Figure collection entries
────────────────────
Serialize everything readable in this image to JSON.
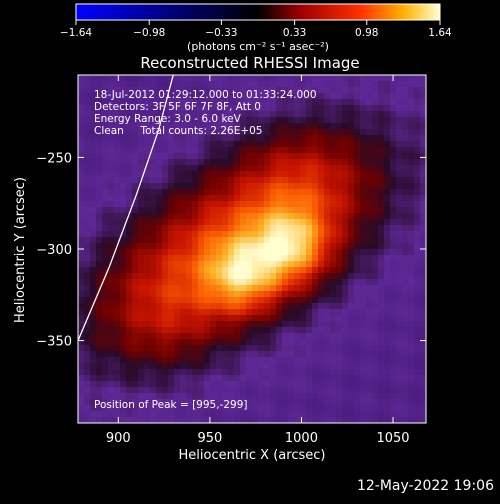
{
  "chart_data": {
    "type": "heatmap",
    "title": "Reconstructed RHESSI Image",
    "xlabel": "Heliocentric X (arcsec)",
    "ylabel": "Heliocentric Y (arcsec)",
    "xlim": [
      878,
      1068
    ],
    "ylim": [
      -395,
      -205
    ],
    "x_ticks": [
      {
        "value": 900,
        "label": "900"
      },
      {
        "value": 950,
        "label": "950"
      },
      {
        "value": 1000,
        "label": "1000"
      },
      {
        "value": 1050,
        "label": "1050"
      }
    ],
    "y_ticks": [
      {
        "value": -250,
        "label": "−250"
      },
      {
        "value": -300,
        "label": "−300"
      },
      {
        "value": -350,
        "label": "−350"
      }
    ],
    "colorbar": {
      "range": [
        -1.64,
        1.64
      ],
      "tick_labels": [
        "−1.64",
        "−0.98",
        "−0.33",
        "0.33",
        "0.98",
        "1.64"
      ],
      "unit_label": "(photons cm⁻² s⁻¹ asec⁻²)"
    },
    "annotations": [
      "18-Jul-2012 01:29:12.000 to 01:33:24.000",
      "Detectors: 3F 5F 6F 7F 8F, Att 0",
      "Energy Range: 3.0 - 6.0 keV",
      "Clean     Total counts: 2.26E+05"
    ],
    "peak_label": "Position of Peak = [995,-299]",
    "peaks": [
      {
        "x": 995,
        "y": -299,
        "amplitude": 1.0
      },
      {
        "x": 968,
        "y": -315,
        "amplitude": 0.93
      }
    ],
    "limb_curve": [
      [
        878,
        -350
      ],
      [
        895,
        -310
      ],
      [
        910,
        -270
      ],
      [
        922,
        -235
      ],
      [
        930,
        -205
      ]
    ],
    "colors": {
      "limb": "#ffffff",
      "background_purple": "#5b2a8c"
    }
  },
  "footer": {
    "date": "12-May-2022 19:06"
  }
}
────────────────────
• Description of the task:
Lines that hold the word "Heliocentric" are the ones to return, every one of them.

• Solution for this problem:
    "xlabel": "Heliocentric X (arcsec)",
    "ylabel": "Heliocentric Y (arcsec)",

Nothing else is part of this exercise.